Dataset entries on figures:
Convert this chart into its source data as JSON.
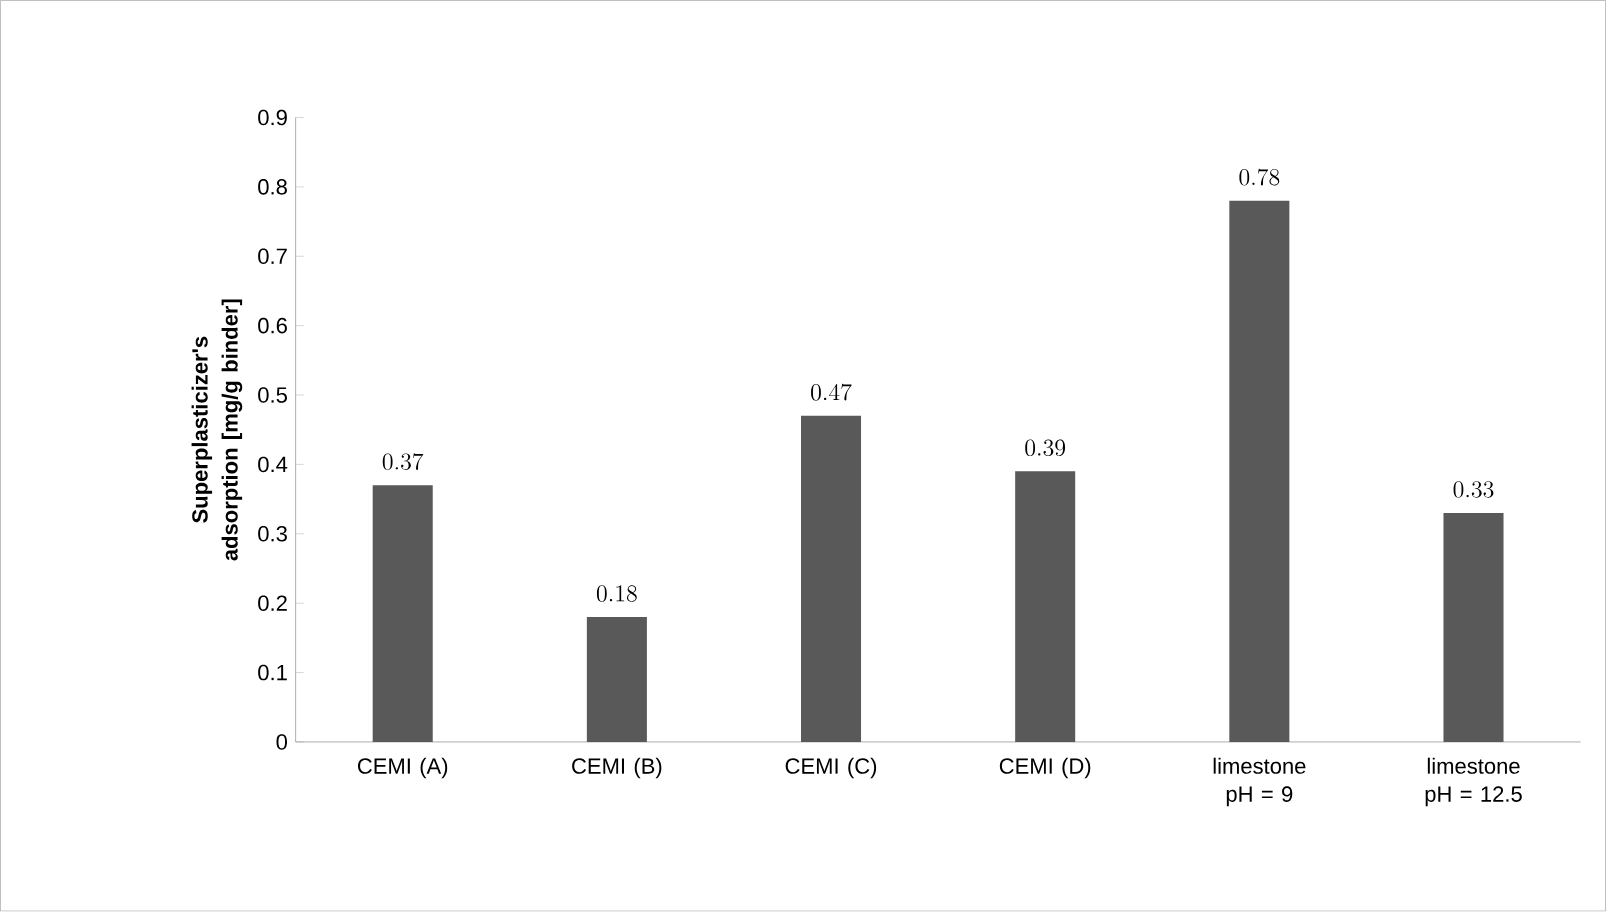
{
  "chart_data": {
    "type": "bar",
    "ylabel": "Superplasticizer's adsorption [mg/g binder]",
    "categories": [
      "CEMI (A)",
      "CEMI (B)",
      "CEMI (C)",
      "CEMI (D)",
      "limestone pH = 9",
      "limestone pH = 12.5"
    ],
    "values": [
      0.37,
      0.18,
      0.47,
      0.39,
      0.78,
      0.33
    ],
    "color": "#595959",
    "ylim": [
      0,
      0.9
    ],
    "yticks": [
      0,
      0.1,
      0.2,
      0.3,
      0.4,
      0.5,
      0.6,
      0.7,
      0.8,
      0.9
    ],
    "data_labels": true
  }
}
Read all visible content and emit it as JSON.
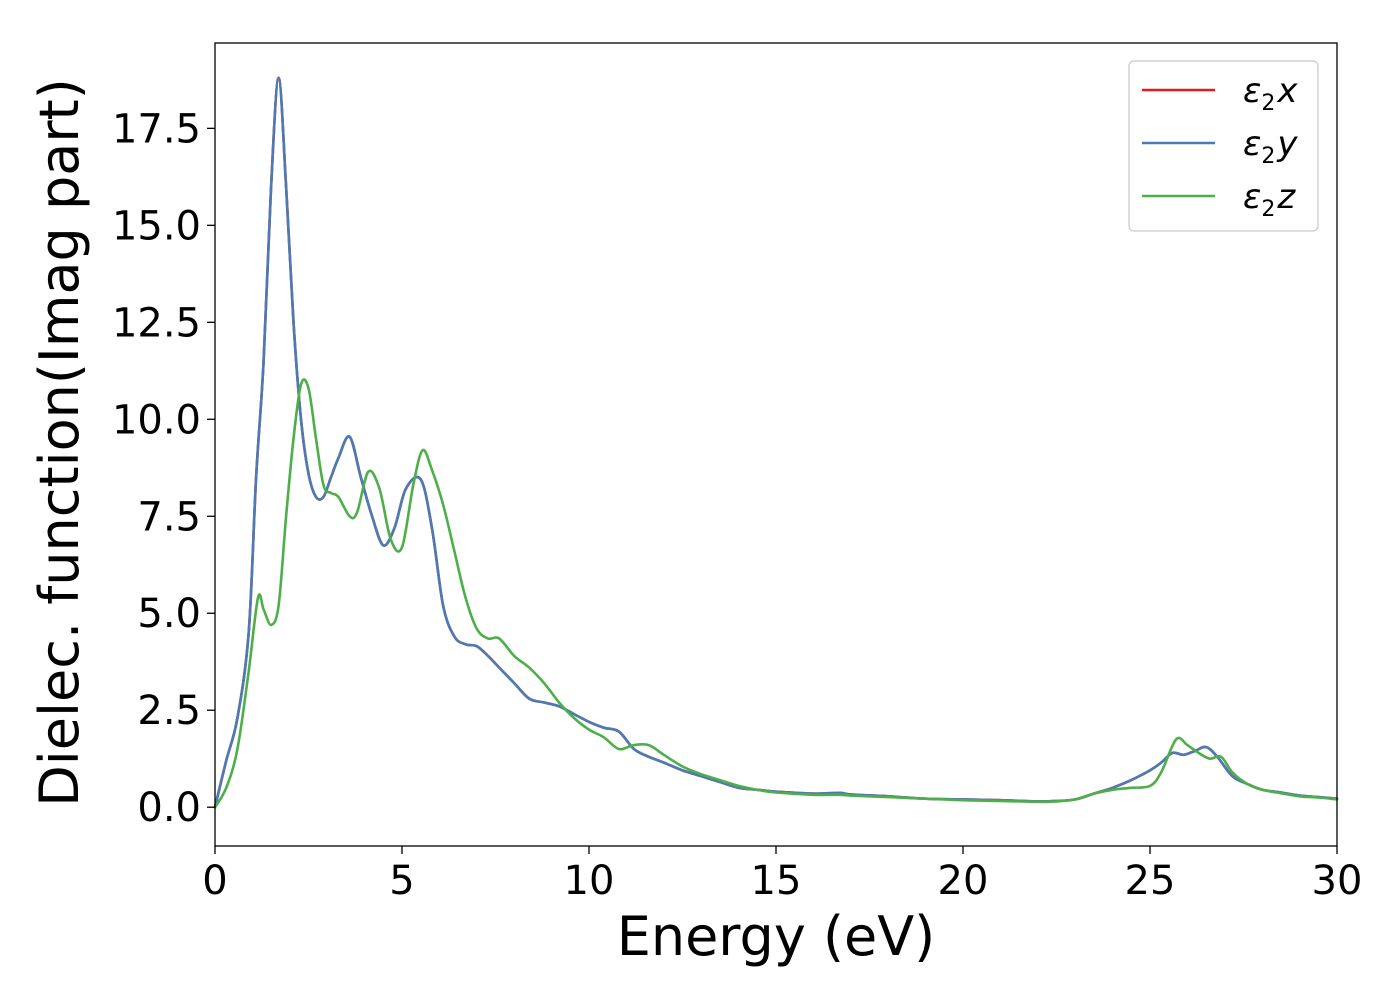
{
  "chart_data": {
    "type": "line",
    "title": "",
    "xlabel": "Energy (eV)",
    "ylabel": "Dielec. function(Imag part)",
    "xlim": [
      0,
      30
    ],
    "ylim": [
      -1,
      19.7
    ],
    "xticks": [
      0,
      5,
      10,
      15,
      20,
      25,
      30
    ],
    "xtick_labels": [
      "0",
      "5",
      "10",
      "15",
      "20",
      "25",
      "30"
    ],
    "yticks": [
      0,
      2.5,
      5,
      7.5,
      10,
      12.5,
      15,
      17.5
    ],
    "ytick_labels": [
      "0.0",
      "2.5",
      "5.0",
      "7.5",
      "10.0",
      "12.5",
      "15.0",
      "17.5"
    ],
    "grid": false,
    "legend_position": "top-right",
    "series": [
      {
        "name": "ε2x",
        "legend_base": "ε",
        "legend_sub": "2",
        "legend_var": "x",
        "color": "#e41a1c",
        "x": [
          0,
          0.3,
          0.6,
          0.9,
          1.1,
          1.3,
          1.5,
          1.7,
          1.9,
          2.1,
          2.3,
          2.5,
          2.7,
          2.9,
          3.1,
          3.3,
          3.6,
          3.9,
          4.2,
          4.5,
          4.8,
          5.1,
          5.5,
          5.8,
          6.1,
          6.4,
          6.7,
          7.0,
          7.3,
          7.6,
          8.0,
          8.4,
          8.8,
          9.2,
          9.6,
          10.0,
          10.4,
          10.8,
          11.2,
          11.6,
          12.0,
          12.5,
          13.0,
          13.5,
          14.0,
          14.5,
          15.0,
          16.0,
          16.7,
          17.0,
          18.0,
          19.0,
          20.0,
          21.0,
          22.0,
          22.5,
          23.0,
          23.5,
          24.0,
          24.5,
          25.0,
          25.3,
          25.6,
          25.9,
          26.2,
          26.5,
          26.8,
          27.2,
          27.6,
          28.0,
          28.5,
          29.0,
          29.5,
          30.0
        ],
        "y": [
          0,
          1.2,
          2.3,
          4.5,
          8.5,
          11.5,
          16.0,
          18.8,
          16.0,
          12.5,
          10.0,
          8.6,
          8.0,
          8.0,
          8.5,
          9.0,
          9.55,
          8.5,
          7.5,
          6.75,
          7.2,
          8.2,
          8.45,
          7.2,
          5.2,
          4.4,
          4.2,
          4.15,
          3.9,
          3.6,
          3.2,
          2.8,
          2.7,
          2.6,
          2.4,
          2.2,
          2.05,
          1.95,
          1.5,
          1.3,
          1.15,
          0.95,
          0.8,
          0.65,
          0.5,
          0.45,
          0.4,
          0.35,
          0.37,
          0.33,
          0.28,
          0.22,
          0.2,
          0.18,
          0.15,
          0.16,
          0.2,
          0.35,
          0.5,
          0.7,
          0.95,
          1.15,
          1.4,
          1.35,
          1.45,
          1.55,
          1.3,
          0.8,
          0.6,
          0.45,
          0.38,
          0.3,
          0.26,
          0.22
        ]
      },
      {
        "name": "ε2y",
        "legend_base": "ε",
        "legend_sub": "2",
        "legend_var": "y",
        "color": "#4a7bb5",
        "x": [
          0,
          0.3,
          0.6,
          0.9,
          1.1,
          1.3,
          1.5,
          1.7,
          1.9,
          2.1,
          2.3,
          2.5,
          2.7,
          2.9,
          3.1,
          3.3,
          3.6,
          3.9,
          4.2,
          4.5,
          4.8,
          5.1,
          5.5,
          5.8,
          6.1,
          6.4,
          6.7,
          7.0,
          7.3,
          7.6,
          8.0,
          8.4,
          8.8,
          9.2,
          9.6,
          10.0,
          10.4,
          10.8,
          11.2,
          11.6,
          12.0,
          12.5,
          13.0,
          13.5,
          14.0,
          14.5,
          15.0,
          16.0,
          16.7,
          17.0,
          18.0,
          19.0,
          20.0,
          21.0,
          22.0,
          22.5,
          23.0,
          23.5,
          24.0,
          24.5,
          25.0,
          25.3,
          25.6,
          25.9,
          26.2,
          26.5,
          26.8,
          27.2,
          27.6,
          28.0,
          28.5,
          29.0,
          29.5,
          30.0
        ],
        "y": [
          0,
          1.2,
          2.3,
          4.5,
          8.5,
          11.5,
          16.0,
          18.8,
          16.0,
          12.5,
          10.0,
          8.6,
          8.0,
          8.0,
          8.5,
          9.0,
          9.55,
          8.5,
          7.5,
          6.75,
          7.2,
          8.2,
          8.45,
          7.2,
          5.2,
          4.4,
          4.2,
          4.15,
          3.9,
          3.6,
          3.2,
          2.8,
          2.7,
          2.6,
          2.4,
          2.2,
          2.05,
          1.95,
          1.5,
          1.3,
          1.15,
          0.95,
          0.8,
          0.65,
          0.5,
          0.45,
          0.4,
          0.35,
          0.37,
          0.33,
          0.28,
          0.22,
          0.2,
          0.18,
          0.15,
          0.16,
          0.2,
          0.35,
          0.5,
          0.7,
          0.95,
          1.15,
          1.4,
          1.35,
          1.45,
          1.55,
          1.3,
          0.8,
          0.6,
          0.45,
          0.38,
          0.3,
          0.26,
          0.22
        ]
      },
      {
        "name": "ε2z",
        "legend_base": "ε",
        "legend_sub": "2",
        "legend_var": "z",
        "color": "#4daf4a",
        "x": [
          0,
          0.3,
          0.6,
          0.9,
          1.15,
          1.3,
          1.5,
          1.7,
          1.9,
          2.1,
          2.3,
          2.5,
          2.7,
          2.9,
          3.1,
          3.3,
          3.6,
          3.8,
          4.1,
          4.4,
          4.7,
          5.0,
          5.3,
          5.55,
          5.8,
          6.1,
          6.4,
          6.7,
          7.0,
          7.3,
          7.6,
          8.0,
          8.4,
          8.8,
          9.2,
          9.6,
          10.0,
          10.4,
          10.8,
          11.2,
          11.6,
          12.0,
          12.5,
          13.0,
          13.5,
          14.0,
          14.5,
          15.0,
          16.0,
          16.7,
          17.0,
          18.0,
          19.0,
          20.0,
          21.0,
          22.0,
          22.5,
          23.0,
          23.5,
          24.0,
          24.5,
          25.0,
          25.3,
          25.7,
          26.0,
          26.3,
          26.6,
          26.9,
          27.2,
          27.6,
          28.0,
          28.5,
          29.0,
          29.5,
          30.0
        ],
        "y": [
          0,
          0.5,
          1.5,
          3.5,
          5.4,
          5.1,
          4.7,
          5.2,
          7.5,
          9.5,
          10.9,
          10.8,
          9.5,
          8.3,
          8.1,
          8.0,
          7.5,
          7.6,
          8.65,
          8.2,
          6.9,
          6.7,
          8.3,
          9.2,
          8.7,
          7.8,
          6.6,
          5.4,
          4.6,
          4.35,
          4.35,
          3.9,
          3.6,
          3.2,
          2.7,
          2.3,
          2.0,
          1.8,
          1.5,
          1.6,
          1.6,
          1.35,
          1.05,
          0.85,
          0.7,
          0.55,
          0.45,
          0.38,
          0.32,
          0.32,
          0.3,
          0.26,
          0.22,
          0.18,
          0.16,
          0.14,
          0.15,
          0.2,
          0.35,
          0.45,
          0.5,
          0.55,
          0.9,
          1.75,
          1.6,
          1.4,
          1.25,
          1.3,
          0.9,
          0.6,
          0.45,
          0.36,
          0.28,
          0.25,
          0.2
        ]
      }
    ]
  }
}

Set problem:
Read the entries and pick out all lines that include the word "JSON".

Exercise response:
Convert this chart into its source data as JSON.
Read all visible content and emit it as JSON.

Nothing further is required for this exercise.